Your objective - Update the material so that every "conference room" reads "meeting room" and everything else stays the same.

Supplied records -

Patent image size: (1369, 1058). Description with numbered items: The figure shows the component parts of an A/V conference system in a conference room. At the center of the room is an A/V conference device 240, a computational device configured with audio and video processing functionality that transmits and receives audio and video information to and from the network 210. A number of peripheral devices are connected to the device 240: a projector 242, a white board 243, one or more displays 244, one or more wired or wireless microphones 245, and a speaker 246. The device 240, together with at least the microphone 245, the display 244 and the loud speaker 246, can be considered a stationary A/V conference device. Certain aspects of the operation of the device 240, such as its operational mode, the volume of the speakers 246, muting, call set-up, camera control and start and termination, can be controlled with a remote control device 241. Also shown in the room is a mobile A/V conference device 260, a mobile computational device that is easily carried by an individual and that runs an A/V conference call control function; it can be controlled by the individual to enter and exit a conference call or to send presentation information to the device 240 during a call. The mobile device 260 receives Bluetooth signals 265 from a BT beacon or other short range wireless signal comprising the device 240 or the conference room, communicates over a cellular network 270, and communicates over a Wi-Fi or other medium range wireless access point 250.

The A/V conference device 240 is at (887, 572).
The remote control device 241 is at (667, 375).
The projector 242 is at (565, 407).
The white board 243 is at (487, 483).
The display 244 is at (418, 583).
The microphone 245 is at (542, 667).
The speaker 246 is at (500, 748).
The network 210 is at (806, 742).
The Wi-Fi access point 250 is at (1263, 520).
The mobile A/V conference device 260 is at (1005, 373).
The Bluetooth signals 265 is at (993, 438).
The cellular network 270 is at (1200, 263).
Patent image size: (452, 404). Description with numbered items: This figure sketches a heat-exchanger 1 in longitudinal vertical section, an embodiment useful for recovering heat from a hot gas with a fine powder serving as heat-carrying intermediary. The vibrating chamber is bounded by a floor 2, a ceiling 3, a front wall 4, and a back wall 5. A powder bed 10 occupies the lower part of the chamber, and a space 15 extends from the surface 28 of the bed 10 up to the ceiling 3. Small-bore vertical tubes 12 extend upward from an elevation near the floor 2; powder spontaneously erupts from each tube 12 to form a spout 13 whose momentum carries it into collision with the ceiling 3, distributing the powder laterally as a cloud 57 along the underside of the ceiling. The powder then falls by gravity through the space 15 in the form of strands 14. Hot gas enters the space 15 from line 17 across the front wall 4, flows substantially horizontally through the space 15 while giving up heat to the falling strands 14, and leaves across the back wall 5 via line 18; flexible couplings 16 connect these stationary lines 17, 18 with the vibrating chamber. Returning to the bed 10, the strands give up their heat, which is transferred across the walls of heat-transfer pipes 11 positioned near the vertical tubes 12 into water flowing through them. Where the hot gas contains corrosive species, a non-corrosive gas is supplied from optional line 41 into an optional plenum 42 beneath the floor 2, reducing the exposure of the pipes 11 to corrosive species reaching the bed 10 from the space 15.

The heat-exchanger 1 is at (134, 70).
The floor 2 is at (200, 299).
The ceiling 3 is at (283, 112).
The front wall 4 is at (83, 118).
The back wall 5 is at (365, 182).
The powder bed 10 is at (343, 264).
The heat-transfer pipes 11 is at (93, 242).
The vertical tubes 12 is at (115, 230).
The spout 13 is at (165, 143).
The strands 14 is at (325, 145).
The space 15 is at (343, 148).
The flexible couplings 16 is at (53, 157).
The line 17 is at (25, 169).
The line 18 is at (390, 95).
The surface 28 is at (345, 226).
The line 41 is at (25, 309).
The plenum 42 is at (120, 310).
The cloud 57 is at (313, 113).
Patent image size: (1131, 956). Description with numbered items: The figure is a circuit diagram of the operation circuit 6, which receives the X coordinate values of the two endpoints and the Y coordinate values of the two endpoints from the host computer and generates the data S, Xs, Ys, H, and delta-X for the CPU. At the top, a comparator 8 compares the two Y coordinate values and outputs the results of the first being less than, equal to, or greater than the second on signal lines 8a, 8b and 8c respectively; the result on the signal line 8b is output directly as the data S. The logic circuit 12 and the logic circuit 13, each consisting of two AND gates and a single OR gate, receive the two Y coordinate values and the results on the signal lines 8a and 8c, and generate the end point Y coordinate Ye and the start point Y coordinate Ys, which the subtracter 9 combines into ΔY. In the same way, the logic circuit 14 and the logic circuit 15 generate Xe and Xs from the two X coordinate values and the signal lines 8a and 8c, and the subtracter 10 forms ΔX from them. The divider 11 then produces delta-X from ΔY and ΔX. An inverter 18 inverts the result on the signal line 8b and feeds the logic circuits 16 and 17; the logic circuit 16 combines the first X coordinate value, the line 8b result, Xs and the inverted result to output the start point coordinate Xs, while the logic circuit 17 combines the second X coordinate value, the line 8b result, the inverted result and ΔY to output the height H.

Solution -
Patent image size: (1369, 1058). Description with numbered items: The figure shows the component parts of an A/V conference system in a meeting room. At the center of the room is an A/V conference device 240, a computational device configured with audio and video processing functionality that transmits and receives audio and video information to and from the network 210. A number of peripheral devices are connected to the device 240: a projector 242, a white board 243, one or more displays 244, one or more wired or wireless microphones 245, and a speaker 246. The device 240, together with at least the microphone 245, the display 244 and the loud speaker 246, can be considered a stationary A/V conference device. Certain aspects of the operation of the device 240, such as its operational mode, the volume of the speakers 246, muting, call set-up, camera control and start and termination, can be controlled with a remote control device 241. Also shown in the room is a mobile A/V conference device 260, a mobile computational device that is easily carried by an individual and that runs an A/V conference call control function; it can be controlled by the individual to enter and exit a conference call or to send presentation information to the device 240 during a call. The mobile device 260 receives Bluetooth signals 265 from a BT beacon or other short range wireless signal comprising the device 240 or the meeting room, communicates over a cellular network 270, and communicates over a Wi-Fi or other medium range wireless access point 250.

The A/V conference device 240 is at (887, 572).
The remote control device 241 is at (667, 375).
The projector 242 is at (565, 407).
The white board 243 is at (487, 483).
The display 244 is at (418, 583).
The microphone 245 is at (542, 667).
The speaker 246 is at (500, 748).
The network 210 is at (806, 742).
The Wi-Fi access point 250 is at (1263, 520).
The mobile A/V conference device 260 is at (1005, 373).
The Bluetooth signals 265 is at (993, 438).
The cellular network 270 is at (1200, 263).
Patent image size: (452, 404). Description with numbered items: This figure sketches a heat-exchanger 1 in longitudinal vertical section, an embodiment useful for recovering heat from a hot gas with a fine powder serving as heat-carrying intermediary. The vibrating chamber is bounded by a floor 2, a ceiling 3, a front wall 4, and a back wall 5. A powder bed 10 occupies the lower part of the chamber, and a space 15 extends from the surface 28 of the bed 10 up to the ceiling 3. Small-bore vertical tubes 12 extend upward from an elevation near the floor 2; powder spontaneously erupts from each tube 12 to form a spout 13 whose momentum carries it into collision with the ceiling 3, distributing the powder laterally as a cloud 57 along the underside of the ceiling. The powder then falls by gravity through the space 15 in the form of strands 14. Hot gas enters the space 15 from line 17 across the front wall 4, flows substantially horizontally through the space 15 while giving up heat to the falling strands 14, and leaves across the back wall 5 via line 18; flexible couplings 16 connect these stationary lines 17, 18 with the vibrating chamber. Returning to the bed 10, the strands give up their heat, which is transferred across the walls of heat-transfer pipes 11 positioned near the vertical tubes 12 into water flowing through them. Where the hot gas contains corrosive species, a non-corrosive gas is supplied from optional line 41 into an optional plenum 42 beneath the floor 2, reducing the exposure of the pipes 11 to corrosive species reaching the bed 10 from the space 15.

The heat-exchanger 1 is at (134, 70).
The floor 2 is at (200, 299).
The ceiling 3 is at (283, 112).
The front wall 4 is at (83, 118).
The back wall 5 is at (365, 182).
The powder bed 10 is at (343, 264).
The heat-transfer pipes 11 is at (93, 242).
The vertical tubes 12 is at (115, 230).
The spout 13 is at (165, 143).
The strands 14 is at (325, 145).
The space 15 is at (343, 148).
The flexible couplings 16 is at (53, 157).
The line 17 is at (25, 169).
The line 18 is at (390, 95).
The surface 28 is at (345, 226).
The line 41 is at (25, 309).
The plenum 42 is at (120, 310).
The cloud 57 is at (313, 113).
Patent image size: (1131, 956). Description with numbered items: The figure is a circuit diagram of the operation circuit 6, which receives the X coordinate values of the two endpoints and the Y coordinate values of the two endpoints from the host computer and generates the data S, Xs, Ys, H, and delta-X for the CPU. At the top, a comparator 8 compares the two Y coordinate values and outputs the results of the first being less than, equal to, or greater than the second on signal lines 8a, 8b and 8c respectively; the result on the signal line 8b is output directly as the data S. The logic circuit 12 and the logic circuit 13, each consisting of two AND gates and a single OR gate, receive the two Y coordinate values and the results on the signal lines 8a and 8c, and generate the end point Y coordinate Ye and the start point Y coordinate Ys, which the subtracter 9 combines into ΔY. In the same way, the logic circuit 14 and the logic circuit 15 generate Xe and Xs from the two X coordinate values and the signal lines 8a and 8c, and the subtracter 10 forms ΔX from them. The divider 11 then produces delta-X from ΔY and ΔX. An inverter 18 inverts the result on the signal line 8b and feeds the logic circuits 16 and 17; the logic circuit 16 combines the first X coordinate value, the line 8b result, Xs and the inverted result to output the start point coordinate Xs, while the logic circuit 17 combines the second X coordinate value, the line 8b result, the inverted result and ΔY to output the height H.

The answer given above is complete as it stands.